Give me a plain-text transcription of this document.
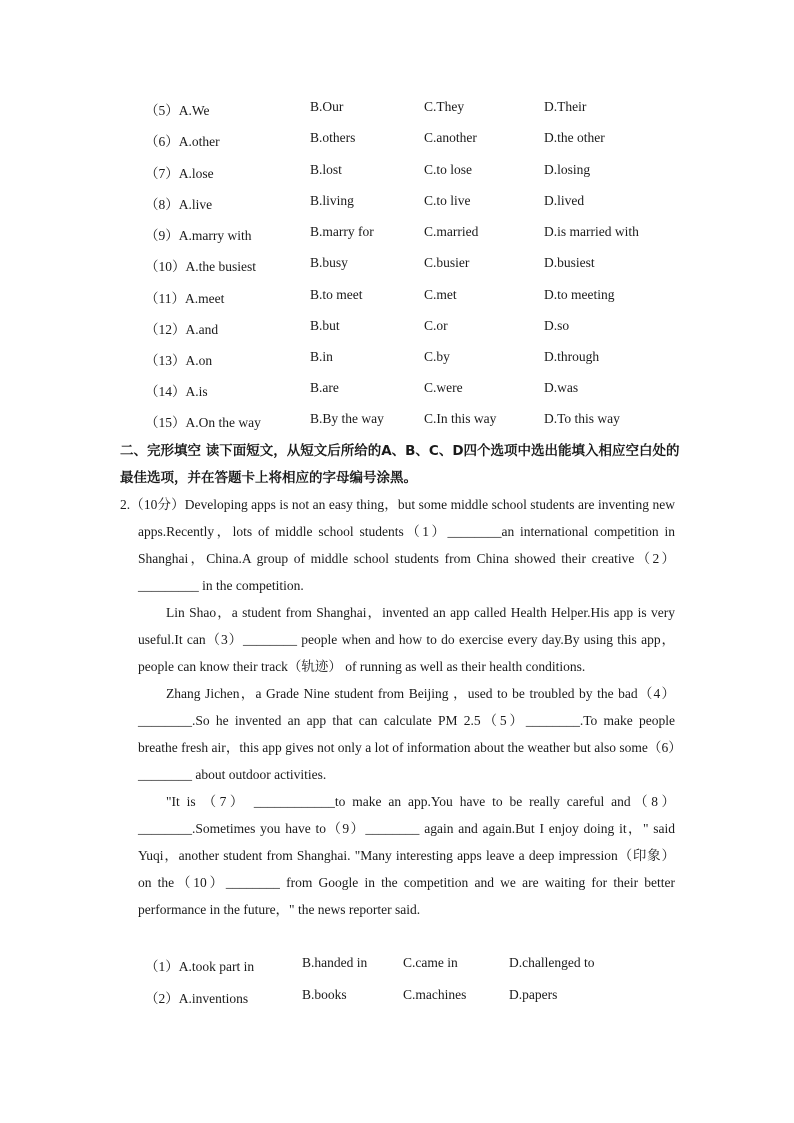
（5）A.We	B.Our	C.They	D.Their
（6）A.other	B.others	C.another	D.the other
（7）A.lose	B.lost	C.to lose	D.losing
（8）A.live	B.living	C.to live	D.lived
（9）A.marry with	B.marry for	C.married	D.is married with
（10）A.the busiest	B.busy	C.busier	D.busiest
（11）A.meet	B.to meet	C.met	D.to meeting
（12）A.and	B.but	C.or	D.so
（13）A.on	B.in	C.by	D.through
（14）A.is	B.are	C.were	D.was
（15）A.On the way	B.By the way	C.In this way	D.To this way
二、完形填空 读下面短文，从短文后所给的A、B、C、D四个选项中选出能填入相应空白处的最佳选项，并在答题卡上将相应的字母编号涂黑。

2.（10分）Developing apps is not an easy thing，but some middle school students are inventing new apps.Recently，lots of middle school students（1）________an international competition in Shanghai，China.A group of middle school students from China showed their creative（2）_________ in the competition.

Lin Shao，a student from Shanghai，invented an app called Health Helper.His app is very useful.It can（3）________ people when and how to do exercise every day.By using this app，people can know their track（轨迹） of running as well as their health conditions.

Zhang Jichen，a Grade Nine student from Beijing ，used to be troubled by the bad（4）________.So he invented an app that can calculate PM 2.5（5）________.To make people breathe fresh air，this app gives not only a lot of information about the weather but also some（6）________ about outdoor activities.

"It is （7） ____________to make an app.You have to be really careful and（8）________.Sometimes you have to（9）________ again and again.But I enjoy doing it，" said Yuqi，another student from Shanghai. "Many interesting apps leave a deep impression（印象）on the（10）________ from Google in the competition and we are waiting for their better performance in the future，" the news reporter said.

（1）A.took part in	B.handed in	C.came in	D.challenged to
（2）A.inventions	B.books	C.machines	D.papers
------------------------------------
#### WHAT YOU HAVE TO DO
From the listing above, collect every line that mentions the word "this".

#### SOLUTION TO THE EXERCISE
Give me a plain-text transcription of this document.
（15）A.On the way	B.By the way	C.In this way	D.To this way
Lin Shao，a student from Shanghai，invented an app called Health Helper.His app is very useful.It can（3）________ people when and how to do exercise every day.By using this app，people can know their track（轨迹） of running as well as their health conditions.
Zhang Jichen，a Grade Nine student from Beijing ，used to be troubled by the bad（4）________.So he invented an app that can calculate PM 2.5（5）________.To make people breathe fresh air，this app gives not only a lot of information about the weather but also some（6）________ about outdoor activities.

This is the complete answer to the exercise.